SET TASK:
Copy each line that has the string "ГОСТ" somewhere in it.

Data records:
--*--
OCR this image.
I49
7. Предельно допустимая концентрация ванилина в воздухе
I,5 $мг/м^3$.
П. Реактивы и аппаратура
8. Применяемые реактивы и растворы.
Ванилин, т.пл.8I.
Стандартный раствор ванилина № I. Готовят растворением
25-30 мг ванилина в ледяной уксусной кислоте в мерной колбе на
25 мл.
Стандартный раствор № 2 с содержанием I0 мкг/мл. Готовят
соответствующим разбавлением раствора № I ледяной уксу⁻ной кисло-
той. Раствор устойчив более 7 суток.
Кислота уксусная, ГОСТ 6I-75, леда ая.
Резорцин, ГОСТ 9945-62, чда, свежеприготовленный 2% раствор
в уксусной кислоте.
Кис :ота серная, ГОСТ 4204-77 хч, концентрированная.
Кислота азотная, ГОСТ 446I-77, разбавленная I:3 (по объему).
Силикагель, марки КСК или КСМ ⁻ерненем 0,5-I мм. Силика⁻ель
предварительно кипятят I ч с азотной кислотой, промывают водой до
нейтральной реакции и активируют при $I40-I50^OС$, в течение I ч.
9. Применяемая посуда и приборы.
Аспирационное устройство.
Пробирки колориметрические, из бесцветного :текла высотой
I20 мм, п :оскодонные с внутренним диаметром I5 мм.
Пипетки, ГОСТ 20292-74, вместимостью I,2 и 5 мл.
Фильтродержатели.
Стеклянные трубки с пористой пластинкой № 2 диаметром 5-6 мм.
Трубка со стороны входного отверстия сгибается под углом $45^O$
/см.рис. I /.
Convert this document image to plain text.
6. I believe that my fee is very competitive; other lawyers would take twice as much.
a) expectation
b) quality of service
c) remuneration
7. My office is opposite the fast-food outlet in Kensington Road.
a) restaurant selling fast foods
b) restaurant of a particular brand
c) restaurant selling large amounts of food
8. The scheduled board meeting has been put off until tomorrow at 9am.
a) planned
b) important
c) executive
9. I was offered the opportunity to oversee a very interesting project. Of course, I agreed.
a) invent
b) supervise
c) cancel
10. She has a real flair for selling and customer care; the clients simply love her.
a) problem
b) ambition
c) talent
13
--*--
WRITTEN ANSWER:
Кислота уксусная, ГОСТ 6I-75, леда ая.
Резорцин, ГОСТ 9945-62, чда, свежеприготовленный 2% раствор
Кис :ота серная, ГОСТ 4204-77 хч, концентрированная.
Кислота азотная, ГОСТ 446I-77, разбавленная I:3 (по объему).
Пипетки, ГОСТ 20292-74, вместимостью I,2 и 5 мл.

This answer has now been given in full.